Dataset records:
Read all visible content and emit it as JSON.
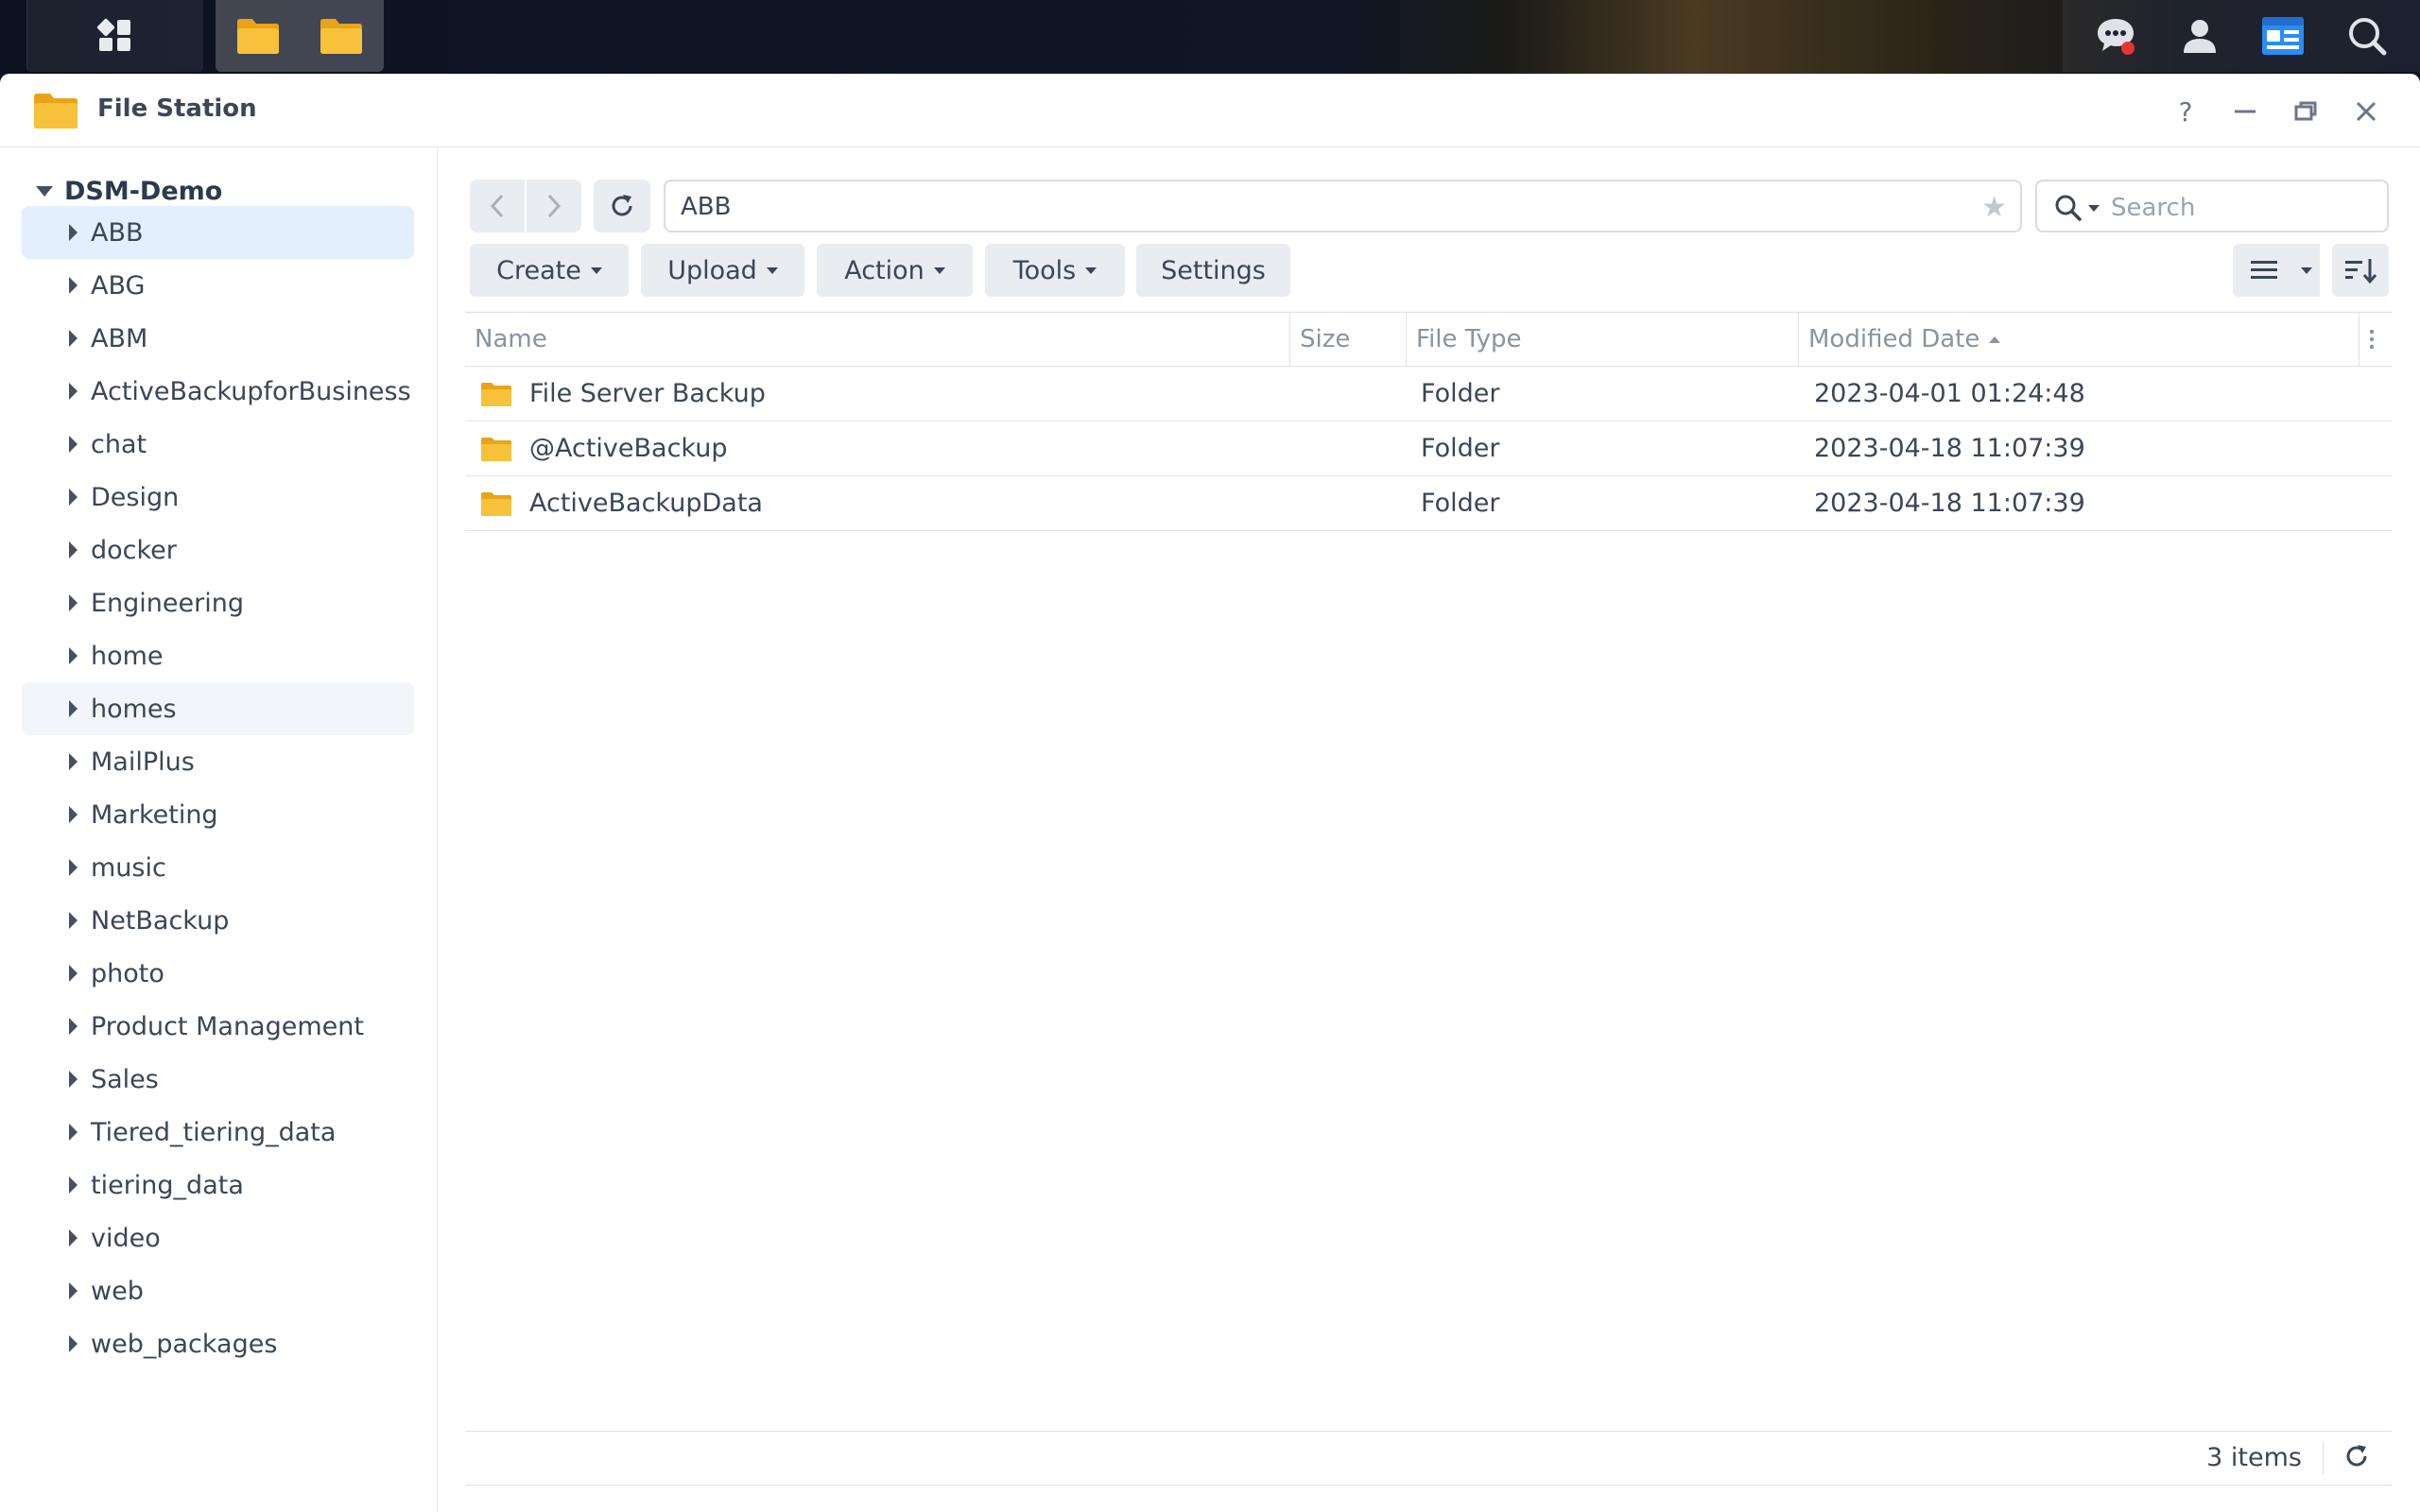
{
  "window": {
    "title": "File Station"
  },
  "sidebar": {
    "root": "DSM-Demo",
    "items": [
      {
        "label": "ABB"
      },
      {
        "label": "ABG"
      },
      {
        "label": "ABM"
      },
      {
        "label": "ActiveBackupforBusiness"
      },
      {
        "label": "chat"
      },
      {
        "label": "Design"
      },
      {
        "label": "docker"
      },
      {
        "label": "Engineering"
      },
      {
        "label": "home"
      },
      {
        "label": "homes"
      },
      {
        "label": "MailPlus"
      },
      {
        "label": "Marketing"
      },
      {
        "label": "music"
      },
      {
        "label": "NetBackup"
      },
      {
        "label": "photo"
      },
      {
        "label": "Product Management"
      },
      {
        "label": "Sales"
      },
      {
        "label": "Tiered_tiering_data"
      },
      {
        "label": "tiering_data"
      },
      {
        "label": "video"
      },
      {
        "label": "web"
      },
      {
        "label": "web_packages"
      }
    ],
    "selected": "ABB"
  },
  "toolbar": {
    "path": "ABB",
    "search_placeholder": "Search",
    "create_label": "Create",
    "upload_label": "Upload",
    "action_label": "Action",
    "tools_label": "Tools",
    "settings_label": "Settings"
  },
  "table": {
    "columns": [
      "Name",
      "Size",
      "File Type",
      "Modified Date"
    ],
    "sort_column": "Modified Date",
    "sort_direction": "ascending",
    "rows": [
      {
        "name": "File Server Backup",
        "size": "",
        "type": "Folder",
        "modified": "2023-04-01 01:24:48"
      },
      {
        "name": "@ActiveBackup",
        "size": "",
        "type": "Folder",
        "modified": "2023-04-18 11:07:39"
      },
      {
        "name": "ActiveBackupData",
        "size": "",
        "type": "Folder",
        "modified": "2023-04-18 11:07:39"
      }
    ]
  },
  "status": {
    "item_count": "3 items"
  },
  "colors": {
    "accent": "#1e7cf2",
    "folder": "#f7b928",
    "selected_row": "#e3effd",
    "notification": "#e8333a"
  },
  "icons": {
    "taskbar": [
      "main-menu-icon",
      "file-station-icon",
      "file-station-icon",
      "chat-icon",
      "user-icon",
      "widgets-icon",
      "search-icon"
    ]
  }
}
==
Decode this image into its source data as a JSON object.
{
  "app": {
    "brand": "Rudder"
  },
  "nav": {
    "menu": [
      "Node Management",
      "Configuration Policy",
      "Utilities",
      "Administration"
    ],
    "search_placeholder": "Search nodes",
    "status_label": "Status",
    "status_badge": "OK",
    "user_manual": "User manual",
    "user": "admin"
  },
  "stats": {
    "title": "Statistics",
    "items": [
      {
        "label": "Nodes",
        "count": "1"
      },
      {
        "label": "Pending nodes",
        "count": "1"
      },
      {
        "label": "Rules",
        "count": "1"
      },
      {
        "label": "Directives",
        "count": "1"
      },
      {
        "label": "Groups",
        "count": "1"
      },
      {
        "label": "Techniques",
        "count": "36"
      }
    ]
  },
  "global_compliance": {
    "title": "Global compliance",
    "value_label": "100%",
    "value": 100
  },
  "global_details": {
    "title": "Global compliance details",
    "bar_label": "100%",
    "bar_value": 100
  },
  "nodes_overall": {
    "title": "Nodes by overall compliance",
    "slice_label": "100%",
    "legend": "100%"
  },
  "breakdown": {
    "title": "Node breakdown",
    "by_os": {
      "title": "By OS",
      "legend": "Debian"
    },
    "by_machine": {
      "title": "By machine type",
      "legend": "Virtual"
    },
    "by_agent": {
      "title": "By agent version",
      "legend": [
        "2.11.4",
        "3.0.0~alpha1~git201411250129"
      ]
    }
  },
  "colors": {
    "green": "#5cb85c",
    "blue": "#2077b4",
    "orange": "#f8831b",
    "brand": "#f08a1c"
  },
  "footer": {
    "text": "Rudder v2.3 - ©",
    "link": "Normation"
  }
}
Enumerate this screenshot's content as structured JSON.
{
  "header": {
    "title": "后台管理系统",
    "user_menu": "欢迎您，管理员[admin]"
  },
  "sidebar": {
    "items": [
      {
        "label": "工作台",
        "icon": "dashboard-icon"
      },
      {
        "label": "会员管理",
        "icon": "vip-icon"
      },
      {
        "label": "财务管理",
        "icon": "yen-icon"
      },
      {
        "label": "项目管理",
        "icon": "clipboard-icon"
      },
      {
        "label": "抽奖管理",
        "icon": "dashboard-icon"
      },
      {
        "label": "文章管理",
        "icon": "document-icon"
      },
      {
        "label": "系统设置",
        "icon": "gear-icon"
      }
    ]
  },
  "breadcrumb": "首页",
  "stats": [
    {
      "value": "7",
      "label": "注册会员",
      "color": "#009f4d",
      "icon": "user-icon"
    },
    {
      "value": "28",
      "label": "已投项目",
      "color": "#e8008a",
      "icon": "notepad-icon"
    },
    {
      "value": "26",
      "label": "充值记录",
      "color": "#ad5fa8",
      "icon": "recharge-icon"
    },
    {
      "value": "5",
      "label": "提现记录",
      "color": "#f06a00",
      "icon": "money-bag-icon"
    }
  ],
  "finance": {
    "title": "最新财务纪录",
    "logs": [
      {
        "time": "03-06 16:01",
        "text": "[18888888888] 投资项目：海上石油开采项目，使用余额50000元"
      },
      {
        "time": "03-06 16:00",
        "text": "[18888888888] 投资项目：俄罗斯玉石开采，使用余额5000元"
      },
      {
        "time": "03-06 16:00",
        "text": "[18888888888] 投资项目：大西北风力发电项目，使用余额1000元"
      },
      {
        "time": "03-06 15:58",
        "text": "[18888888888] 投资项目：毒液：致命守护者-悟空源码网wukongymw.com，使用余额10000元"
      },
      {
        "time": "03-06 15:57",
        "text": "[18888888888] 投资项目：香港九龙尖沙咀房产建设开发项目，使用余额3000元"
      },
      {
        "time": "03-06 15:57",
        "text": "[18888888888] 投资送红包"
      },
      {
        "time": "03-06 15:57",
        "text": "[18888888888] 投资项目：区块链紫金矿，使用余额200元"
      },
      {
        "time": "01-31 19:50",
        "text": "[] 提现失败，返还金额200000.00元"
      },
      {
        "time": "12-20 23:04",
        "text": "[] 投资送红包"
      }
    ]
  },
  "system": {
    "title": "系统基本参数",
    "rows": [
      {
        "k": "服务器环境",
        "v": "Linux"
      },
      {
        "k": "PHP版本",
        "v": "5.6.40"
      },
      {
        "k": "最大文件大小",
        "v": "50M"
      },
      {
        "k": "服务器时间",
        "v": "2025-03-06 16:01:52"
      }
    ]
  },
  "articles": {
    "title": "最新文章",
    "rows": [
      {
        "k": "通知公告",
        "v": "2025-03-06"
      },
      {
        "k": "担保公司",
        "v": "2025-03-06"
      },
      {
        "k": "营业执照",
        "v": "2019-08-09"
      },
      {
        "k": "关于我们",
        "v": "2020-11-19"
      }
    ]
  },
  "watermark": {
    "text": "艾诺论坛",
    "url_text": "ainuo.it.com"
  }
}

• **Work to do**: Show each line of the data that contains the string "Management".

• **Answer to this exercise**:
        "label": "Product Management"
      "Node Management",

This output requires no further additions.